- [Data for processing]
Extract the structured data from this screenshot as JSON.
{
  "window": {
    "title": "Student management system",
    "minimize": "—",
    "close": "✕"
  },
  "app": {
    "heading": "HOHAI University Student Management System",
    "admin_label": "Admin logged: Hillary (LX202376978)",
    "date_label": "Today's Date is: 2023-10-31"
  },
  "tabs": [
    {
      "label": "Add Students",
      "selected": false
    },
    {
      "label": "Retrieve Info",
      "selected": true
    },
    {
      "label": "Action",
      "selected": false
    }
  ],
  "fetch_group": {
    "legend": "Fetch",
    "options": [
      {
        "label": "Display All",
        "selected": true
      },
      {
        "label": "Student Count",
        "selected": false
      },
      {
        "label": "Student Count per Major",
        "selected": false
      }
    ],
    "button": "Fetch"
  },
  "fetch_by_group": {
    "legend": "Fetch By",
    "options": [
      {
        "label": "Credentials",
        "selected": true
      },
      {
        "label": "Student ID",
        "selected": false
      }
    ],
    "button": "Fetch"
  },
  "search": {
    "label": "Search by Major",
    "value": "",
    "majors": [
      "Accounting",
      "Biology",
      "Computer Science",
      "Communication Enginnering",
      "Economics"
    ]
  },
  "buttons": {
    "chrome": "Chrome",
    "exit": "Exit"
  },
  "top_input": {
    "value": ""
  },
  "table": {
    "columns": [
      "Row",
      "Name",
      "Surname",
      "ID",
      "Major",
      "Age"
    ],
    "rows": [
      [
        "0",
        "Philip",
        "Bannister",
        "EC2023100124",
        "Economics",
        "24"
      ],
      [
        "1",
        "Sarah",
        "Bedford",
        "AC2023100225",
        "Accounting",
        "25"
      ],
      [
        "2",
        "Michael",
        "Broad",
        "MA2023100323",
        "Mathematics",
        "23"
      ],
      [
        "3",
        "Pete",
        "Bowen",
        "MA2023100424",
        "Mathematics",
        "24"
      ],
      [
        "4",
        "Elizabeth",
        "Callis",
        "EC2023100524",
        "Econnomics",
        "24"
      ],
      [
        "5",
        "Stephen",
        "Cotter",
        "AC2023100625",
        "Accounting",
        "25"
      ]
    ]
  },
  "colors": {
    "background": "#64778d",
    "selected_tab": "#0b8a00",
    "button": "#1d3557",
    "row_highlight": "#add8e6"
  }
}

- [Challenge]
Reproduce the data in full, exactly as presented.

- [The output]
Extract the structured data from this screenshot as JSON.
{
  "window": {
    "title": "Student management system",
    "minimize": "—",
    "close": "✕"
  },
  "app": {
    "heading": "HOHAI University Student Management System",
    "admin_label": "Admin logged: Hillary (LX202376978)",
    "date_label": "Today's Date is: 2023-10-31"
  },
  "tabs": [
    {
      "label": "Add Students",
      "selected": false
    },
    {
      "label": "Retrieve Info",
      "selected": true
    },
    {
      "label": "Action",
      "selected": false
    }
  ],
  "fetch_group": {
    "legend": "Fetch",
    "options": [
      {
        "label": "Display All",
        "selected": true
      },
      {
        "label": "Student Count",
        "selected": false
      },
      {
        "label": "Student Count per Major",
        "selected": false
      }
    ],
    "button": "Fetch"
  },
  "fetch_by_group": {
    "legend": "Fetch By",
    "options": [
      {
        "label": "Credentials",
        "selected": true
      },
      {
        "label": "Student ID",
        "selected": false
      }
    ],
    "button": "Fetch"
  },
  "search": {
    "label": "Search by Major",
    "value": "",
    "majors": [
      "Accounting",
      "Biology",
      "Computer Science",
      "Communication Enginnering",
      "Economics"
    ]
  },
  "buttons": {
    "chrome": "Chrome",
    "exit": "Exit"
  },
  "top_input": {
    "value": ""
  },
  "table": {
    "columns": [
      "Row",
      "Name",
      "Surname",
      "ID",
      "Major",
      "Age"
    ],
    "rows": [
      [
        "0",
        "Philip",
        "Bannister",
        "EC2023100124",
        "Economics",
        "24"
      ],
      [
        "1",
        "Sarah",
        "Bedford",
        "AC2023100225",
        "Accounting",
        "25"
      ],
      [
        "2",
        "Michael",
        "Broad",
        "MA2023100323",
        "Mathematics",
        "23"
      ],
      [
        "3",
        "Pete",
        "Bowen",
        "MA2023100424",
        "Mathematics",
        "24"
      ],
      [
        "4",
        "Elizabeth",
        "Callis",
        "EC2023100524",
        "Econnomics",
        "24"
      ],
      [
        "5",
        "Stephen",
        "Cotter",
        "AC2023100625",
        "Accounting",
        "25"
      ]
    ]
  },
  "colors": {
    "background": "#64778d",
    "selected_tab": "#0b8a00",
    "button": "#1d3557",
    "row_highlight": "#add8e6"
  }
}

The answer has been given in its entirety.